─── Listed records ───
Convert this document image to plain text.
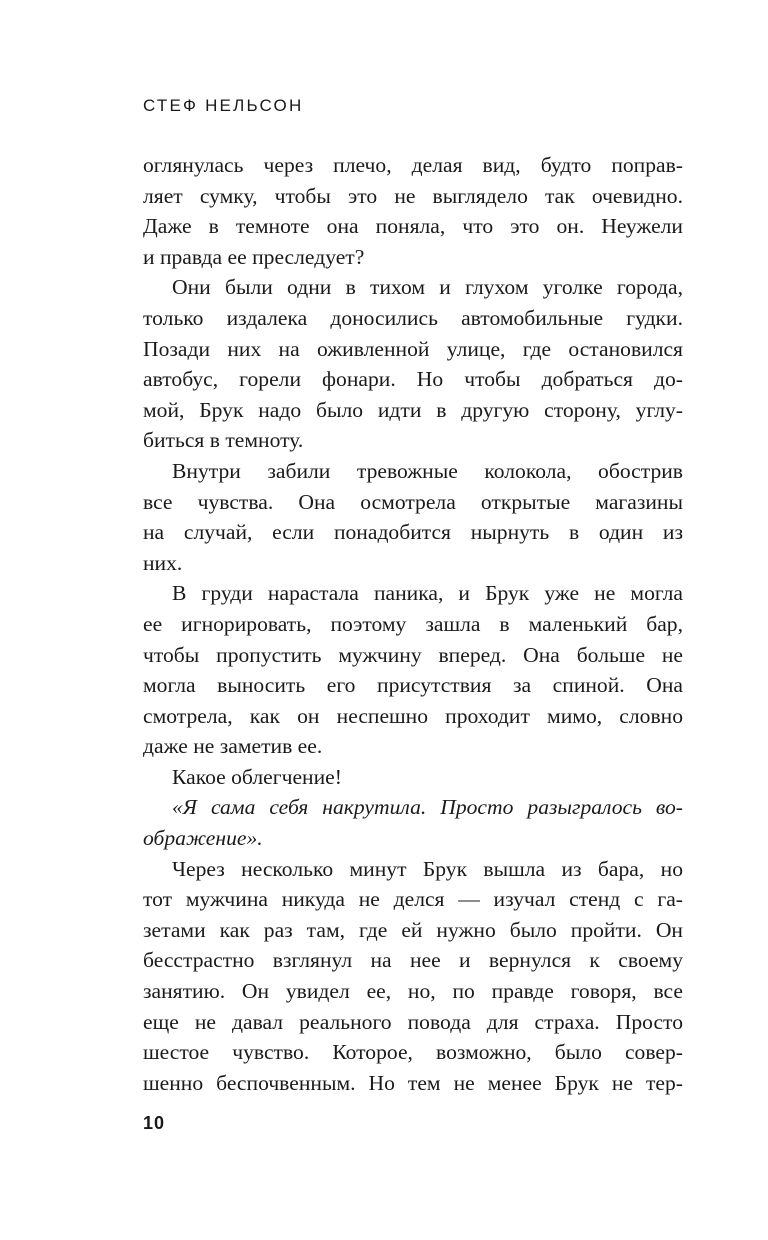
СТЕФ НЕЛЬСОН
оглянулась через плечо, делая вид, будто поправ-
ляет сумку, чтобы это не выглядело так очевидно.
Даже в темноте она поняла, что это он. Неужели
и правда ее преследует?
Они были одни в тихом и глухом уголке города,
только издалека доносились автомобильные гудки.
Позади них на оживленной улице, где остановился
автобус, горели фонари. Но чтобы добраться до-
мой, Брук надо было идти в другую сторону, углу-
биться в темноту.
Внутри забили тревожные колокола, обострив
все чувства. Она осмотрела открытые магазины
на случай, если понадобится нырнуть в один из
них.
В груди нарастала паника, и Брук уже не могла
ее игнорировать, поэтому зашла в маленький бар,
чтобы пропустить мужчину вперед. Она больше не
могла выносить его присутствия за спиной. Она
смотрела, как он неспешно проходит мимо, словно
даже не заметив ее.
Какое облегчение!
«Я сама себя накрутила. Просто разыгралось во-
ображение».
Через несколько минут Брук вышла из бара, но
тот мужчина никуда не делся — изучал стенд с га-
зетами как раз там, где ей нужно было пройти. Он
бесстрастно взглянул на нее и вернулся к своему
занятию. Он увидел ее, но, по правде говоря, все
еще не давал реального повода для страха. Просто
шестое чувство. Которое, возможно, было совер-
шенно беспочвенным. Но тем не менее Брук не тер-
10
───
**Short problem:** Find every line in the entries that includes the word "Просто", then state how many there are and nothing else.

**Full output:** 2